A run of records:
┄┄┄┄┄┄┄┄┄┄
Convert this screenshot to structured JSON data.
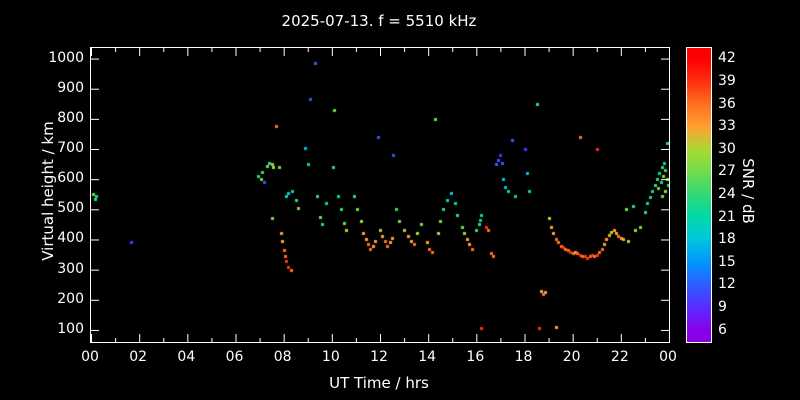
{
  "title": "2025-07-13. f = 5510 kHz",
  "chart_data": {
    "type": "scatter",
    "title": "2025-07-13. f = 5510 kHz",
    "xlabel": "UT Time / hrs",
    "ylabel": "Virtual height / km",
    "colorbar_label": "SNR / dB",
    "background": "#000000",
    "axis_color": "#ffffff",
    "x_range": [
      0,
      24
    ],
    "y_range": [
      60,
      1035
    ],
    "grid": false,
    "x_ticks": [
      {
        "v": 0,
        "label": "00"
      },
      {
        "v": 2,
        "label": "02"
      },
      {
        "v": 4,
        "label": "04"
      },
      {
        "v": 6,
        "label": "06"
      },
      {
        "v": 8,
        "label": "08"
      },
      {
        "v": 10,
        "label": "10"
      },
      {
        "v": 12,
        "label": "12"
      },
      {
        "v": 14,
        "label": "14"
      },
      {
        "v": 16,
        "label": "16"
      },
      {
        "v": 18,
        "label": "18"
      },
      {
        "v": 20,
        "label": "20"
      },
      {
        "v": 22,
        "label": "22"
      },
      {
        "v": 24,
        "label": "00"
      }
    ],
    "x_minor_ticks": [
      1,
      3,
      5,
      7,
      9,
      11,
      13,
      15,
      17,
      19,
      21,
      23
    ],
    "y_ticks": [
      100,
      200,
      300,
      400,
      500,
      600,
      700,
      800,
      900,
      1000
    ],
    "colorbar": {
      "range": [
        4.5,
        43.5
      ],
      "ticks": [
        6,
        9,
        12,
        15,
        18,
        21,
        24,
        27,
        30,
        33,
        36,
        39,
        42
      ],
      "stops": [
        {
          "v": 6,
          "color": "#8a00e6"
        },
        {
          "v": 9,
          "color": "#5a2bff"
        },
        {
          "v": 12,
          "color": "#2e5bff"
        },
        {
          "v": 15,
          "color": "#0095ff"
        },
        {
          "v": 18,
          "color": "#00c3e0"
        },
        {
          "v": 21,
          "color": "#00d9a8"
        },
        {
          "v": 24,
          "color": "#2ed977"
        },
        {
          "v": 27,
          "color": "#6fdc4a"
        },
        {
          "v": 30,
          "color": "#a8d934"
        },
        {
          "v": 33,
          "color": "#ffa030"
        },
        {
          "v": 36,
          "color": "#ff7020"
        },
        {
          "v": 39,
          "color": "#ff3010"
        },
        {
          "v": 42,
          "color": "#ff0000"
        }
      ]
    },
    "points": [
      [
        0.1,
        550,
        27
      ],
      [
        0.15,
        535,
        24
      ],
      [
        0.2,
        545,
        21
      ],
      [
        1.65,
        390,
        9
      ],
      [
        6.95,
        610,
        24
      ],
      [
        7.05,
        600,
        27
      ],
      [
        7.1,
        625,
        24
      ],
      [
        7.2,
        590,
        12
      ],
      [
        7.3,
        645,
        27
      ],
      [
        7.4,
        655,
        24
      ],
      [
        7.5,
        650,
        27
      ],
      [
        7.55,
        640,
        30
      ],
      [
        7.5,
        470,
        27
      ],
      [
        7.7,
        775,
        36
      ],
      [
        7.8,
        640,
        27
      ],
      [
        7.9,
        420,
        33
      ],
      [
        7.95,
        395,
        33
      ],
      [
        8.0,
        365,
        36
      ],
      [
        8.05,
        345,
        36
      ],
      [
        8.1,
        330,
        39
      ],
      [
        8.2,
        310,
        39
      ],
      [
        8.3,
        300,
        36
      ],
      [
        8.1,
        545,
        21
      ],
      [
        8.2,
        555,
        18
      ],
      [
        8.35,
        560,
        21
      ],
      [
        8.5,
        530,
        24
      ],
      [
        8.6,
        505,
        27
      ],
      [
        8.9,
        705,
        18
      ],
      [
        9.0,
        650,
        21
      ],
      [
        9.1,
        865,
        12
      ],
      [
        9.3,
        985,
        12
      ],
      [
        9.4,
        545,
        24
      ],
      [
        9.5,
        475,
        27
      ],
      [
        9.6,
        450,
        24
      ],
      [
        9.75,
        520,
        21
      ],
      [
        10.05,
        640,
        24
      ],
      [
        10.1,
        830,
        27
      ],
      [
        10.25,
        545,
        21
      ],
      [
        10.4,
        500,
        24
      ],
      [
        10.5,
        455,
        27
      ],
      [
        10.6,
        430,
        30
      ],
      [
        10.9,
        545,
        24
      ],
      [
        11.05,
        500,
        27
      ],
      [
        11.2,
        460,
        30
      ],
      [
        11.3,
        420,
        33
      ],
      [
        11.4,
        400,
        33
      ],
      [
        11.5,
        385,
        36
      ],
      [
        11.6,
        370,
        36
      ],
      [
        11.7,
        380,
        33
      ],
      [
        11.8,
        395,
        33
      ],
      [
        11.9,
        740,
        12
      ],
      [
        12.0,
        430,
        30
      ],
      [
        12.1,
        410,
        33
      ],
      [
        12.2,
        395,
        36
      ],
      [
        12.3,
        380,
        36
      ],
      [
        12.4,
        390,
        33
      ],
      [
        12.5,
        405,
        33
      ],
      [
        12.55,
        680,
        12
      ],
      [
        12.65,
        500,
        24
      ],
      [
        12.8,
        460,
        27
      ],
      [
        13.0,
        430,
        30
      ],
      [
        13.15,
        410,
        33
      ],
      [
        13.3,
        395,
        33
      ],
      [
        13.4,
        385,
        36
      ],
      [
        13.55,
        420,
        30
      ],
      [
        13.7,
        450,
        27
      ],
      [
        13.95,
        390,
        33
      ],
      [
        14.05,
        370,
        36
      ],
      [
        14.15,
        360,
        36
      ],
      [
        14.3,
        800,
        27
      ],
      [
        14.4,
        420,
        30
      ],
      [
        14.5,
        460,
        27
      ],
      [
        14.6,
        500,
        24
      ],
      [
        14.8,
        530,
        21
      ],
      [
        14.95,
        555,
        18
      ],
      [
        15.1,
        520,
        21
      ],
      [
        15.2,
        480,
        24
      ],
      [
        15.4,
        440,
        27
      ],
      [
        15.5,
        420,
        30
      ],
      [
        15.6,
        400,
        33
      ],
      [
        15.7,
        385,
        33
      ],
      [
        15.8,
        370,
        36
      ],
      [
        16.0,
        430,
        24
      ],
      [
        16.1,
        450,
        24
      ],
      [
        16.15,
        465,
        21
      ],
      [
        16.2,
        480,
        21
      ],
      [
        16.2,
        105,
        39
      ],
      [
        16.4,
        440,
        39
      ],
      [
        16.5,
        430,
        36
      ],
      [
        16.6,
        355,
        36
      ],
      [
        16.7,
        345,
        36
      ],
      [
        16.8,
        650,
        12
      ],
      [
        16.9,
        665,
        12
      ],
      [
        17.0,
        680,
        9
      ],
      [
        17.05,
        655,
        12
      ],
      [
        17.1,
        600,
        18
      ],
      [
        17.2,
        575,
        18
      ],
      [
        17.3,
        560,
        21
      ],
      [
        17.5,
        730,
        12
      ],
      [
        17.6,
        545,
        21
      ],
      [
        18.0,
        700,
        9
      ],
      [
        18.1,
        620,
        18
      ],
      [
        18.2,
        560,
        21
      ],
      [
        18.5,
        850,
        24
      ],
      [
        18.6,
        105,
        39
      ],
      [
        18.7,
        230,
        33
      ],
      [
        18.75,
        220,
        36
      ],
      [
        18.85,
        225,
        33
      ],
      [
        19.0,
        470,
        30
      ],
      [
        19.1,
        440,
        33
      ],
      [
        19.2,
        420,
        33
      ],
      [
        19.3,
        110,
        33
      ],
      [
        19.3,
        400,
        36
      ],
      [
        19.4,
        390,
        36
      ],
      [
        19.5,
        380,
        36
      ],
      [
        19.6,
        375,
        39
      ],
      [
        19.7,
        370,
        36
      ],
      [
        19.8,
        365,
        36
      ],
      [
        19.9,
        360,
        39
      ],
      [
        20.0,
        355,
        36
      ],
      [
        20.1,
        360,
        33
      ],
      [
        20.2,
        355,
        36
      ],
      [
        20.3,
        350,
        39
      ],
      [
        20.4,
        345,
        36
      ],
      [
        20.5,
        345,
        39
      ],
      [
        20.6,
        340,
        39
      ],
      [
        20.7,
        345,
        36
      ],
      [
        20.8,
        350,
        39
      ],
      [
        20.9,
        345,
        36
      ],
      [
        20.3,
        740,
        36
      ],
      [
        21.0,
        700,
        39
      ],
      [
        21.0,
        350,
        39
      ],
      [
        21.1,
        360,
        36
      ],
      [
        21.2,
        370,
        36
      ],
      [
        21.3,
        385,
        33
      ],
      [
        21.4,
        400,
        33
      ],
      [
        21.5,
        415,
        33
      ],
      [
        21.6,
        425,
        30
      ],
      [
        21.7,
        430,
        33
      ],
      [
        21.8,
        420,
        33
      ],
      [
        21.9,
        410,
        36
      ],
      [
        22.0,
        405,
        33
      ],
      [
        22.1,
        400,
        33
      ],
      [
        22.3,
        395,
        30
      ],
      [
        22.2,
        500,
        27
      ],
      [
        22.5,
        510,
        24
      ],
      [
        22.6,
        430,
        30
      ],
      [
        22.8,
        440,
        27
      ],
      [
        23.0,
        490,
        24
      ],
      [
        23.1,
        520,
        21
      ],
      [
        23.2,
        540,
        24
      ],
      [
        23.3,
        560,
        21
      ],
      [
        23.4,
        580,
        24
      ],
      [
        23.5,
        600,
        24
      ],
      [
        23.55,
        570,
        27
      ],
      [
        23.6,
        620,
        21
      ],
      [
        23.65,
        590,
        24
      ],
      [
        23.7,
        640,
        24
      ],
      [
        23.72,
        545,
        27
      ],
      [
        23.75,
        610,
        27
      ],
      [
        23.8,
        655,
        21
      ],
      [
        23.82,
        560,
        30
      ],
      [
        23.85,
        630,
        24
      ],
      [
        23.9,
        720,
        24
      ],
      [
        23.92,
        600,
        27
      ],
      [
        23.95,
        580,
        24
      ]
    ]
  }
}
┄┄┄┄┄┄┄┄┄┄
**Problem requirements:** In the material above, show every line where the word "title" turns up.

**Exercise result:**
  "title": "2025-07-13. f = 5510 kHz",
    "title": "2025-07-13. f = 5510 kHz",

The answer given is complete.